# [The problem]
Copy out each line of these items without changing anything.

++++ Data for this exercise

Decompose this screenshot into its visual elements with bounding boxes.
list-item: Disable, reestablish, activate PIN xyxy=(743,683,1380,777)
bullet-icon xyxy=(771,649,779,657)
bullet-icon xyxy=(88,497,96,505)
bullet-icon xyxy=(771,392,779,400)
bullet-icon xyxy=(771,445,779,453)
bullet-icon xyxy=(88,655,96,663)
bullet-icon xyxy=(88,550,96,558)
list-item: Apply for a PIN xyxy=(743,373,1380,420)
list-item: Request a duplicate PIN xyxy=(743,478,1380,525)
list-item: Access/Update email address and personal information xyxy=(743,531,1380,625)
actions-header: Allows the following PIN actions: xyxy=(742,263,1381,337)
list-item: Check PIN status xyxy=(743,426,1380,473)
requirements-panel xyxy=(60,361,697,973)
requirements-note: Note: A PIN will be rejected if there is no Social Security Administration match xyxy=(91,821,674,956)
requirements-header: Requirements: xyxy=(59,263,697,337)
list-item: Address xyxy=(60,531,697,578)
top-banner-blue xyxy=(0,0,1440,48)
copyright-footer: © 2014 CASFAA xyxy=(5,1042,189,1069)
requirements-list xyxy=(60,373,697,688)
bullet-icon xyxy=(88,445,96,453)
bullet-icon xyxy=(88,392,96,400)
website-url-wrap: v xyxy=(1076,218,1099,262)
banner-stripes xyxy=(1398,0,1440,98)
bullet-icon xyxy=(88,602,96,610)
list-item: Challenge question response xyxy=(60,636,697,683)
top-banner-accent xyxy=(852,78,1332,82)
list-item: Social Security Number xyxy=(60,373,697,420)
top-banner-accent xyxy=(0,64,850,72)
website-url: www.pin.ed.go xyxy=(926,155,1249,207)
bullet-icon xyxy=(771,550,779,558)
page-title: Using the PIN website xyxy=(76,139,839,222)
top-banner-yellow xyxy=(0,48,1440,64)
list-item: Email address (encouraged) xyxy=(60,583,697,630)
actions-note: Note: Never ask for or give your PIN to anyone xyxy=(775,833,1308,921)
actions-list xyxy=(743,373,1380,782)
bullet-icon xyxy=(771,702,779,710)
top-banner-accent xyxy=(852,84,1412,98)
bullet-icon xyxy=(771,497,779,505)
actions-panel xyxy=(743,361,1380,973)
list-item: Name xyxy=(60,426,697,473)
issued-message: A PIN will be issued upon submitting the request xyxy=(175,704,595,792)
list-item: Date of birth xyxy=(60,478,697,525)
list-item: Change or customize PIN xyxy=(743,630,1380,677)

++++++++

# [Solution to the problem]
Decompose this screenshot into its visual elements with bounding boxes.
list-item: Disable, reestablish, activate PIN xyxy=(743,683,1380,777)
bullet-icon xyxy=(771,649,779,657)
bullet-icon xyxy=(88,497,96,505)
bullet-icon xyxy=(771,392,779,400)
bullet-icon xyxy=(771,445,779,453)
bullet-icon xyxy=(88,655,96,663)
bullet-icon xyxy=(88,550,96,558)
list-item: Apply for a PIN xyxy=(743,373,1380,420)
list-item: Request a duplicate PIN xyxy=(743,478,1380,525)
list-item: Access/Update email address and personal information xyxy=(743,531,1380,625)
actions-header: Allows the following PIN actions: xyxy=(742,263,1381,337)
list-item: Check PIN status xyxy=(743,426,1380,473)
requirements-panel xyxy=(60,361,697,973)
requirements-note: Note: A PIN will be rejected if there is no Social Security Administration match xyxy=(91,821,674,956)
requirements-header: Requirements: xyxy=(59,263,697,337)
list-item: Address xyxy=(60,531,697,578)
top-banner-blue xyxy=(0,0,1440,48)
copyright-footer: © 2014 CASFAA xyxy=(5,1042,189,1069)
requirements-list xyxy=(60,373,697,688)
bullet-icon xyxy=(88,445,96,453)
bullet-icon xyxy=(88,392,96,400)
website-url-wrap: v xyxy=(1076,218,1099,262)
banner-stripes xyxy=(1398,0,1440,98)
bullet-icon xyxy=(88,602,96,610)
list-item: Challenge question response xyxy=(60,636,697,683)
top-banner-accent xyxy=(852,78,1332,82)
list-item: Social Security Number xyxy=(60,373,697,420)
top-banner-accent xyxy=(0,64,850,72)
website-url: www.pin.ed.go xyxy=(926,155,1249,207)
bullet-icon xyxy=(771,550,779,558)
page-title: Using the PIN website xyxy=(76,139,839,222)
top-banner-yellow xyxy=(0,48,1440,64)
list-item: Email address (encouraged) xyxy=(60,583,697,630)
actions-note: Note: Never ask for or give your PIN to anyone xyxy=(775,833,1308,921)
actions-list xyxy=(743,373,1380,782)
bullet-icon xyxy=(771,702,779,710)
top-banner-accent xyxy=(852,84,1412,98)
bullet-icon xyxy=(771,497,779,505)
actions-panel xyxy=(743,361,1380,973)
list-item: Name xyxy=(60,426,697,473)
issued-message: A PIN will be issued upon submitting the request xyxy=(175,704,595,792)
list-item: Date of birth xyxy=(60,478,697,525)
list-item: Change or customize PIN xyxy=(743,630,1380,677)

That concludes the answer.